- **To be done**
Set down each record exactly as written.

==================================================

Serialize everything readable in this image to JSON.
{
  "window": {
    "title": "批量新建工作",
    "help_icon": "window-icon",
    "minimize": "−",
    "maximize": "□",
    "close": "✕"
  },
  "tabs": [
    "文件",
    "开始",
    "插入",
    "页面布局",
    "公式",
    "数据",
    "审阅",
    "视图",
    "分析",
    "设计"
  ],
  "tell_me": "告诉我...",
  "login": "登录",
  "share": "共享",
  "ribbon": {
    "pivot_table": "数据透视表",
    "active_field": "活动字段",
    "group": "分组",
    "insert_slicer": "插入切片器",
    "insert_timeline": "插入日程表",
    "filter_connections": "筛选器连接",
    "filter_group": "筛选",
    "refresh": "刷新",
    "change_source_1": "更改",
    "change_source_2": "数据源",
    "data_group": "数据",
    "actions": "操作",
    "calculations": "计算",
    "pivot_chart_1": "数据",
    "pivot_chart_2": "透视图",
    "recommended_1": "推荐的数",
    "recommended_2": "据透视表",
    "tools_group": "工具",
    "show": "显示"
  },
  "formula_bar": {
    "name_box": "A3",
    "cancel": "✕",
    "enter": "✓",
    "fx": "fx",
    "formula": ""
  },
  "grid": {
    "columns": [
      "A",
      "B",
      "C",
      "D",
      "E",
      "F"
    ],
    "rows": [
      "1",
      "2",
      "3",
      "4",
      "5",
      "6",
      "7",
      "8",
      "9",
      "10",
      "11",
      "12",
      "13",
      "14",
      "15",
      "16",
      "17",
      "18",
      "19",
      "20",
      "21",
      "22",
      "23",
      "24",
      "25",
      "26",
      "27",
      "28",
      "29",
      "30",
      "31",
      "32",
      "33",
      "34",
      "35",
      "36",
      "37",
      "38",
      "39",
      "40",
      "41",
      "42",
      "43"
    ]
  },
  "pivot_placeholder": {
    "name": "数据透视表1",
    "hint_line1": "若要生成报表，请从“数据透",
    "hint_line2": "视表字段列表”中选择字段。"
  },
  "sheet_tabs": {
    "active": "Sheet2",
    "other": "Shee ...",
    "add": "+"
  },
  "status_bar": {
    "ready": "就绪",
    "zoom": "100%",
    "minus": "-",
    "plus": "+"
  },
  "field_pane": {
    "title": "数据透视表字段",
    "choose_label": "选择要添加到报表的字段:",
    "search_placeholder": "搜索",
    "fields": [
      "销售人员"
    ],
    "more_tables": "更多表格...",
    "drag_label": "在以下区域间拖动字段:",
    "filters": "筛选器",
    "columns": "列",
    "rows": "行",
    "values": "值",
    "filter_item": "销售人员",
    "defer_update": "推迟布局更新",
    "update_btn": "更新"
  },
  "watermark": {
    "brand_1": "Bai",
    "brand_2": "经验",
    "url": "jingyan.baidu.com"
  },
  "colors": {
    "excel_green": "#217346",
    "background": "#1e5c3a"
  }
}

==================================================

- **Answer**
Serialize everything readable in this image to JSON.
{
  "window": {
    "title": "批量新建工作",
    "help_icon": "window-icon",
    "minimize": "−",
    "maximize": "□",
    "close": "✕"
  },
  "tabs": [
    "文件",
    "开始",
    "插入",
    "页面布局",
    "公式",
    "数据",
    "审阅",
    "视图",
    "分析",
    "设计"
  ],
  "tell_me": "告诉我...",
  "login": "登录",
  "share": "共享",
  "ribbon": {
    "pivot_table": "数据透视表",
    "active_field": "活动字段",
    "group": "分组",
    "insert_slicer": "插入切片器",
    "insert_timeline": "插入日程表",
    "filter_connections": "筛选器连接",
    "filter_group": "筛选",
    "refresh": "刷新",
    "change_source_1": "更改",
    "change_source_2": "数据源",
    "data_group": "数据",
    "actions": "操作",
    "calculations": "计算",
    "pivot_chart_1": "数据",
    "pivot_chart_2": "透视图",
    "recommended_1": "推荐的数",
    "recommended_2": "据透视表",
    "tools_group": "工具",
    "show": "显示"
  },
  "formula_bar": {
    "name_box": "A3",
    "cancel": "✕",
    "enter": "✓",
    "fx": "fx",
    "formula": ""
  },
  "grid": {
    "columns": [
      "A",
      "B",
      "C",
      "D",
      "E",
      "F"
    ],
    "rows": [
      "1",
      "2",
      "3",
      "4",
      "5",
      "6",
      "7",
      "8",
      "9",
      "10",
      "11",
      "12",
      "13",
      "14",
      "15",
      "16",
      "17",
      "18",
      "19",
      "20",
      "21",
      "22",
      "23",
      "24",
      "25",
      "26",
      "27",
      "28",
      "29",
      "30",
      "31",
      "32",
      "33",
      "34",
      "35",
      "36",
      "37",
      "38",
      "39",
      "40",
      "41",
      "42",
      "43"
    ]
  },
  "pivot_placeholder": {
    "name": "数据透视表1",
    "hint_line1": "若要生成报表，请从“数据透",
    "hint_line2": "视表字段列表”中选择字段。"
  },
  "sheet_tabs": {
    "active": "Sheet2",
    "other": "Shee ...",
    "add": "+"
  },
  "status_bar": {
    "ready": "就绪",
    "zoom": "100%",
    "minus": "-",
    "plus": "+"
  },
  "field_pane": {
    "title": "数据透视表字段",
    "choose_label": "选择要添加到报表的字段:",
    "search_placeholder": "搜索",
    "fields": [
      "销售人员"
    ],
    "more_tables": "更多表格...",
    "drag_label": "在以下区域间拖动字段:",
    "filters": "筛选器",
    "columns": "列",
    "rows": "行",
    "values": "值",
    "filter_item": "销售人员",
    "defer_update": "推迟布局更新",
    "update_btn": "更新"
  },
  "watermark": {
    "brand_1": "Bai",
    "brand_2": "经验",
    "url": "jingyan.baidu.com"
  },
  "colors": {
    "excel_green": "#217346",
    "background": "#1e5c3a"
  }
}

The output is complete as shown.